* Start DATA TO PROCESS *

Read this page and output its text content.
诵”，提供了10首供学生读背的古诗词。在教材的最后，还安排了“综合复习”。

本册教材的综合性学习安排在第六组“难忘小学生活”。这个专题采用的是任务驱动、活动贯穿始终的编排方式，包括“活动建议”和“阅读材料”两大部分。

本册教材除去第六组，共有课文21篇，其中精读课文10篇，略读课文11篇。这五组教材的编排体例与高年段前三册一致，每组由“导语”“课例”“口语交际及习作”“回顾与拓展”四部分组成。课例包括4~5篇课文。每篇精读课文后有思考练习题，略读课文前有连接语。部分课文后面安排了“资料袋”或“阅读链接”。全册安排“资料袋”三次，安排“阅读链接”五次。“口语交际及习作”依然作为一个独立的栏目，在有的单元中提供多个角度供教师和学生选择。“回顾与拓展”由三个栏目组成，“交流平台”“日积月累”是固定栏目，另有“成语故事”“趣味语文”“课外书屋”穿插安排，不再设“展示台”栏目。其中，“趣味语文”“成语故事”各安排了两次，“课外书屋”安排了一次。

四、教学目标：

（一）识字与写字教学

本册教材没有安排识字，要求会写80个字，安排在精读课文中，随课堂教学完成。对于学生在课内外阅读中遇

* End DATA TO PROCESS *

Above are some records; extract every one of them exactly.

* **THE COMPLETED TASK**
Read this page and output its text content.
诵”，提供了10首供学生读背的古诗词。在教材的最后，还安排了“综合复习”。

本册教材的综合性学习安排在第六组“难忘小学生活”。这个专题采用的是任务驱动、活动贯穿始终的编排方式，包括“活动建议”和“阅读材料”两大部分。

本册教材除去第六组，共有课文21篇，其中精读课文10篇，略读课文11篇。这五组教材的编排体例与高年段前三册一致，每组由“导语”“课例”“口语交际及习作”“回顾与拓展”四部分组成。课例包括4~5篇课文。每篇精读课文后有思考练习题，略读课文前有连接语。部分课文后面安排了“资料袋”或“阅读链接”。全册安排“资料袋”三次，安排“阅读链接”五次。“口语交际及习作”依然作为一个独立的栏目，在有的单元中提供多个角度供教师和学生选择。“回顾与拓展”由三个栏目组成，“交流平台”“日积月累”是固定栏目，另有“成语故事”“趣味语文”“课外书屋”穿插安排，不再设“展示台”栏目。其中，“趣味语文”“成语故事”各安排了两次，“课外书屋”安排了一次。

四、教学目标：

（一）识字与写字教学

本册教材没有安排识字，要求会写80个字，安排在精读课文中，随课堂教学完成。对于学生在课内外阅读中遇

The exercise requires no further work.